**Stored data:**
========================

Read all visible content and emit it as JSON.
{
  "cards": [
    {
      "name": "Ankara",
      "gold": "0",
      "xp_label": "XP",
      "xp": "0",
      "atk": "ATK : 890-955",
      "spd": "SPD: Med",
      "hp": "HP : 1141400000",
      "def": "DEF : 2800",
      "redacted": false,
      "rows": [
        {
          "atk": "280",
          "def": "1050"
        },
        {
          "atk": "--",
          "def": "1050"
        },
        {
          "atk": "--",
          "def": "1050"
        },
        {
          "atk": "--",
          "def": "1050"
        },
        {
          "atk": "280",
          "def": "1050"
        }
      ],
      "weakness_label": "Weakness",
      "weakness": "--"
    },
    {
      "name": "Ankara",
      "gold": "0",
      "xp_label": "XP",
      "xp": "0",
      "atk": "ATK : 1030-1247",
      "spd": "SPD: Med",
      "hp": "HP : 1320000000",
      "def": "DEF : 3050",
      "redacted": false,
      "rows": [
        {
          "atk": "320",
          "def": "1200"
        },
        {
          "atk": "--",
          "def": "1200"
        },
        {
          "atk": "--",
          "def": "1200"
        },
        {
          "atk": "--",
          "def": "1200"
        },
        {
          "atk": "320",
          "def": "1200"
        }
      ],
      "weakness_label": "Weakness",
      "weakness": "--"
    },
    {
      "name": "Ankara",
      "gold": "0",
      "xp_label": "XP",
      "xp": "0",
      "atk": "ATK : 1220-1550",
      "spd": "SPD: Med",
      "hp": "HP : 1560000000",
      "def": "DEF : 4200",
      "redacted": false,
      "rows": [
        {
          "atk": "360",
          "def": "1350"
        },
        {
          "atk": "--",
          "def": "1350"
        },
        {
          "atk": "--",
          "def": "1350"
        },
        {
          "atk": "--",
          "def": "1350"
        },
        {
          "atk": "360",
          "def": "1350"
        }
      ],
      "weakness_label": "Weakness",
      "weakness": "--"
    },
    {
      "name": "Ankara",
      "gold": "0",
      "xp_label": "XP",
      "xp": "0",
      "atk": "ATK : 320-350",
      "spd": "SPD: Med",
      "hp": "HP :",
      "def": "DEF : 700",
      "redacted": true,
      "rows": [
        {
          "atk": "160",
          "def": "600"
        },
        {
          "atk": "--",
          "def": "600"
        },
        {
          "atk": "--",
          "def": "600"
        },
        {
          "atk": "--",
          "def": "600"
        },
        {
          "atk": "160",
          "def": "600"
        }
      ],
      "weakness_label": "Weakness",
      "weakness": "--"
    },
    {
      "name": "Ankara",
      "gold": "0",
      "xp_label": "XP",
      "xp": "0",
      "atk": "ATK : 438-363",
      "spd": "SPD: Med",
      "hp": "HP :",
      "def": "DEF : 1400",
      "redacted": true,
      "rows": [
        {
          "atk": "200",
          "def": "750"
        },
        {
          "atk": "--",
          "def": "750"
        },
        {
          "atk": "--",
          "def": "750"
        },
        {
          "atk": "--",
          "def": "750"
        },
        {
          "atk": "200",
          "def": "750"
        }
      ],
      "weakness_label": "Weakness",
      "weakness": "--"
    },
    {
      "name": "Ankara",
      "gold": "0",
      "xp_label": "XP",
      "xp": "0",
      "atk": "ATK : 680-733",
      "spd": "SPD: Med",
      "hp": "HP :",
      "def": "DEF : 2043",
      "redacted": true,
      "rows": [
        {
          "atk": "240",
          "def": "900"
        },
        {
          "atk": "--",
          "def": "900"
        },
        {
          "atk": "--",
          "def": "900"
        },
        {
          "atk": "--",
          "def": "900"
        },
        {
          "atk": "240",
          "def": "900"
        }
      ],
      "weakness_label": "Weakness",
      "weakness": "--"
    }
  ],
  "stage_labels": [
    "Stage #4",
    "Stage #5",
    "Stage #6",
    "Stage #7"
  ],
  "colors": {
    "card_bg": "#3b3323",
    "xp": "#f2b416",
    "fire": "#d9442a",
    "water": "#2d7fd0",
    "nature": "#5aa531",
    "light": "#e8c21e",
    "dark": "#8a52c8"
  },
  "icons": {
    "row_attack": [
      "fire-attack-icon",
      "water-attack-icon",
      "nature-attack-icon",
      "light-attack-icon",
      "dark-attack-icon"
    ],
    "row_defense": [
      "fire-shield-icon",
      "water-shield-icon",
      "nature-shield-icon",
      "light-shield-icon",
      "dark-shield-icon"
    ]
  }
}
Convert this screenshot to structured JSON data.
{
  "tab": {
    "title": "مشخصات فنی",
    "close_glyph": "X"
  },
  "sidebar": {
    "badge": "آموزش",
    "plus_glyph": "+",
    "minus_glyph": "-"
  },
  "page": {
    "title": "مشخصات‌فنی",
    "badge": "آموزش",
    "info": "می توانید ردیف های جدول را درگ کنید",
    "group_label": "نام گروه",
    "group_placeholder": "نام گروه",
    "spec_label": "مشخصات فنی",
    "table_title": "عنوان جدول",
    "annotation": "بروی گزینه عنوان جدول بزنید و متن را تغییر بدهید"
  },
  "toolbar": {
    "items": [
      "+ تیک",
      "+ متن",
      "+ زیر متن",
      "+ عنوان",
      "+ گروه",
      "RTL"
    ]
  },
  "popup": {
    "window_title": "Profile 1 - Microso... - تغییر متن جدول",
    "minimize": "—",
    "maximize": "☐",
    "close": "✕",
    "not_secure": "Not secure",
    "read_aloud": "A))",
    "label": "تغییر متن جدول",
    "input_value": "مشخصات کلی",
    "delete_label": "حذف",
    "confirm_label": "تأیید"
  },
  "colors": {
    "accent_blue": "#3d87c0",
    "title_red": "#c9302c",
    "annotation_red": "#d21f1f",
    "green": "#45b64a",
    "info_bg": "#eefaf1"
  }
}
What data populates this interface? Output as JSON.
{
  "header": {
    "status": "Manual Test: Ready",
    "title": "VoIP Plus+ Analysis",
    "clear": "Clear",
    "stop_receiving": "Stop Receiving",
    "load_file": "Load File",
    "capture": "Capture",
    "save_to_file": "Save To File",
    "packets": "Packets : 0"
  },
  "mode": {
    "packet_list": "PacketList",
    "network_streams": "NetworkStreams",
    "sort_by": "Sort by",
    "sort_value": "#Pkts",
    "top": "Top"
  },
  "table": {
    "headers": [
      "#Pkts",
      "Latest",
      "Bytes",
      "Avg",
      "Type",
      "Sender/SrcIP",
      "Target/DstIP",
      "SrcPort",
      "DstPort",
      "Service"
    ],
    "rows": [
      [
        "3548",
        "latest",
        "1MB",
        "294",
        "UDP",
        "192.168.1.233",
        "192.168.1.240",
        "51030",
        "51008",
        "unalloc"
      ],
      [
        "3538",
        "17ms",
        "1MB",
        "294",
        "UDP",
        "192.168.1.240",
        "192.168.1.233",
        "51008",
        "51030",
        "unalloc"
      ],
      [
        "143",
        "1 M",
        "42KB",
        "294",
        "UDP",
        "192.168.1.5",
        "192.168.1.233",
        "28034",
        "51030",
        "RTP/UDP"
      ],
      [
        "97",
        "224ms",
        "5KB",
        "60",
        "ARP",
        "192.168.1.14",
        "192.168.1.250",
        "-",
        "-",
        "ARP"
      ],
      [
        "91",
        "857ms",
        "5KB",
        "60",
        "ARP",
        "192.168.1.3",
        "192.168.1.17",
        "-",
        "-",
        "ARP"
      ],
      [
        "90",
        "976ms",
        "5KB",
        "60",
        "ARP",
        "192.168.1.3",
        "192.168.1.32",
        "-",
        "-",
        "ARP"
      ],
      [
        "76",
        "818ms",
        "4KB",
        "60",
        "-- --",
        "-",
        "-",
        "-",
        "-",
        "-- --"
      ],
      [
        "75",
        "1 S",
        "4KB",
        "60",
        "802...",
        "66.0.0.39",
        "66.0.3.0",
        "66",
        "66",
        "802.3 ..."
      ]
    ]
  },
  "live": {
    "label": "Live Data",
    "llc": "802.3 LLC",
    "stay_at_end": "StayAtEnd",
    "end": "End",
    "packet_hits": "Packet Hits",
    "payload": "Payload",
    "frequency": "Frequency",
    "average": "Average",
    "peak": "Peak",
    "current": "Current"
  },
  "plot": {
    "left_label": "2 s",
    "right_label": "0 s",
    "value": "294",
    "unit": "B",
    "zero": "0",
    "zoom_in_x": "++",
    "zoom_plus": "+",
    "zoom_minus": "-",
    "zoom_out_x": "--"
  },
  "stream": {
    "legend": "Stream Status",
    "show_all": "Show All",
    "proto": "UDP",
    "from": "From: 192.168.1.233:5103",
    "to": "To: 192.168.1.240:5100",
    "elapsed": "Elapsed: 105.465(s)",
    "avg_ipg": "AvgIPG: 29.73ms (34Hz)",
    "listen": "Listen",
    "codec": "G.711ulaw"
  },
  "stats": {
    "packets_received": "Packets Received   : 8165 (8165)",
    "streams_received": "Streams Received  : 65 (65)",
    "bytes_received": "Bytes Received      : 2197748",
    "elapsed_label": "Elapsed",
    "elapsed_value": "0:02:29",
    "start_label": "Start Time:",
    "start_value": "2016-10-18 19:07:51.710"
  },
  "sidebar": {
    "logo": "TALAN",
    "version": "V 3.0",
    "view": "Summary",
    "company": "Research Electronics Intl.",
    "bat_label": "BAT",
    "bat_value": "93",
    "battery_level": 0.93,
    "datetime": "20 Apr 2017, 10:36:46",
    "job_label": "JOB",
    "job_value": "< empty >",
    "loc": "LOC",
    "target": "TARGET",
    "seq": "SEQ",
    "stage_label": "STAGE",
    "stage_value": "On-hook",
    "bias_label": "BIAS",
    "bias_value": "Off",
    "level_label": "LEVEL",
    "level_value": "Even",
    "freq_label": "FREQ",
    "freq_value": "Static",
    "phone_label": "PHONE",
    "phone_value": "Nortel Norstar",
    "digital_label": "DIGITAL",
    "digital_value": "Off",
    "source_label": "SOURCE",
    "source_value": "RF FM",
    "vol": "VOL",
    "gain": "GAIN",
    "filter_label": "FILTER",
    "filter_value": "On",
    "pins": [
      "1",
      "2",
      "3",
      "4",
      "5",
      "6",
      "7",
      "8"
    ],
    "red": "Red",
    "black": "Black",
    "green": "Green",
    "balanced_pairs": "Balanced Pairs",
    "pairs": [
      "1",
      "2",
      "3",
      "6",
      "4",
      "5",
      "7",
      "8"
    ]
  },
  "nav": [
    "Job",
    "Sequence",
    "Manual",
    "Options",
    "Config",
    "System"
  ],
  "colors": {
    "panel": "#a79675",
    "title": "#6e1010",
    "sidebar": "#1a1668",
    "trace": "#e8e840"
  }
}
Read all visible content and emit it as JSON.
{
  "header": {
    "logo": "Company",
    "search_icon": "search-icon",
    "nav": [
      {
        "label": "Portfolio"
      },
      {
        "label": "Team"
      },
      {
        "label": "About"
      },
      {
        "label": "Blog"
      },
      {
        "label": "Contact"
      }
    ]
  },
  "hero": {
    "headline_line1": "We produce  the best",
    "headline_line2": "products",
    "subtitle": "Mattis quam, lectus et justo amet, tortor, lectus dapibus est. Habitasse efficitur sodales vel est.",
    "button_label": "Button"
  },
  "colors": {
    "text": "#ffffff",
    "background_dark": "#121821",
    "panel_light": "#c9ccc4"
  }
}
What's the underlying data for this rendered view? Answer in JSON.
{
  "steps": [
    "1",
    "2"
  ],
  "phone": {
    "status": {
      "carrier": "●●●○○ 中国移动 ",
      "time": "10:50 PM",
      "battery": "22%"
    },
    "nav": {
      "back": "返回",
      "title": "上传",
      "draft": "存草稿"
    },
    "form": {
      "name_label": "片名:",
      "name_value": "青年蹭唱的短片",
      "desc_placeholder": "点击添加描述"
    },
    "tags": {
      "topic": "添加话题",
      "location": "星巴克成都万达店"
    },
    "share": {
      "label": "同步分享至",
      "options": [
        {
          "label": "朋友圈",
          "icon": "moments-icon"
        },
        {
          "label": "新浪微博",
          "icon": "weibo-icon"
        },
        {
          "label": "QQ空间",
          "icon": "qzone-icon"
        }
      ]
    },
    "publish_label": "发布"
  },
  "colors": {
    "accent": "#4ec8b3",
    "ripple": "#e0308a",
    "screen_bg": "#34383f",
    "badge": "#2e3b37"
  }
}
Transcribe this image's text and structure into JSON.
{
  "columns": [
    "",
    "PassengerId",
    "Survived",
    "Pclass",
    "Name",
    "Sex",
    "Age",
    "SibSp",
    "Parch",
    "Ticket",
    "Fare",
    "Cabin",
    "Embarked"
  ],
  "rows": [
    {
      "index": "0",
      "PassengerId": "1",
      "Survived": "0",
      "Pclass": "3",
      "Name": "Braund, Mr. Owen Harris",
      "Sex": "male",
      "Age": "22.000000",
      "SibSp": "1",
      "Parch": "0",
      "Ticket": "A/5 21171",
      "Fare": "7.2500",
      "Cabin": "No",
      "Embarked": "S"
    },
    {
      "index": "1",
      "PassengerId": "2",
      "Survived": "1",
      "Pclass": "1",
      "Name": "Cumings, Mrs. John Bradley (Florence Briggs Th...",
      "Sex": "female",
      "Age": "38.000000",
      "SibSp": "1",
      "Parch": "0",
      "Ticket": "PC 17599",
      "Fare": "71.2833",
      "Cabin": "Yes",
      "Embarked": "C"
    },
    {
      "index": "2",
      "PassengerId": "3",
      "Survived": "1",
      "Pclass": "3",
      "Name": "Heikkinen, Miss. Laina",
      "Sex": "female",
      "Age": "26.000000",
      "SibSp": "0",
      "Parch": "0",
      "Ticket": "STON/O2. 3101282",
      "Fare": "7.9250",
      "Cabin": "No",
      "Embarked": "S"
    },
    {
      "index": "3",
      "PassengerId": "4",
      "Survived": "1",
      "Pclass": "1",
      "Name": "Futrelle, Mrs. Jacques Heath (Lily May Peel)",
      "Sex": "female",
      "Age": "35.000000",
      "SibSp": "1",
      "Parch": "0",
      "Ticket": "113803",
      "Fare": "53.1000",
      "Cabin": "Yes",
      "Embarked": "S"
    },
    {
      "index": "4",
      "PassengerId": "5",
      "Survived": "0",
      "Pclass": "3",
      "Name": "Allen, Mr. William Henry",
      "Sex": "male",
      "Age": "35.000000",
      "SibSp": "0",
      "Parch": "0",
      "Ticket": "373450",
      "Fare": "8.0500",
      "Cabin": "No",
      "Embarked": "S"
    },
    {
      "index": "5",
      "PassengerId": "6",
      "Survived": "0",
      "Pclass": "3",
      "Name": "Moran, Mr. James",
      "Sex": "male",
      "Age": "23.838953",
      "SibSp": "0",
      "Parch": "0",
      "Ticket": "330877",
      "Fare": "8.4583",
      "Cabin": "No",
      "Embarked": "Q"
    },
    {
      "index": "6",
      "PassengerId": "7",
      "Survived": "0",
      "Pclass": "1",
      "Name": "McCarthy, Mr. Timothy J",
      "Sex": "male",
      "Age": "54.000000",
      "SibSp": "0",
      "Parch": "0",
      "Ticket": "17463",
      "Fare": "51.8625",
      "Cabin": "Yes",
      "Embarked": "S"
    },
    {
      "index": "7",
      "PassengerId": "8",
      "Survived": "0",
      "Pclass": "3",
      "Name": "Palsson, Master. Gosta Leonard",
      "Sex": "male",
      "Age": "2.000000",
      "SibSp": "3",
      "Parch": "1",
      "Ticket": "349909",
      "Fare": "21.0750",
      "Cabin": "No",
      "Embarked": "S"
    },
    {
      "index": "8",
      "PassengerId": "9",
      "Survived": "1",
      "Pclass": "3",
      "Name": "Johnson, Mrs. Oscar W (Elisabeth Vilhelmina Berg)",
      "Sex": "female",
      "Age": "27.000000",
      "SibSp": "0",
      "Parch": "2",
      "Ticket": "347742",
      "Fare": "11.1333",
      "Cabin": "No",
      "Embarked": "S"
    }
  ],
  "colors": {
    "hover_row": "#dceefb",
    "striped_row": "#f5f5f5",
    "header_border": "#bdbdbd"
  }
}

========================

**What needs to be done:** Find how many of the lines above have the word "Fare" in them. State only that number.

**Full solution:** 10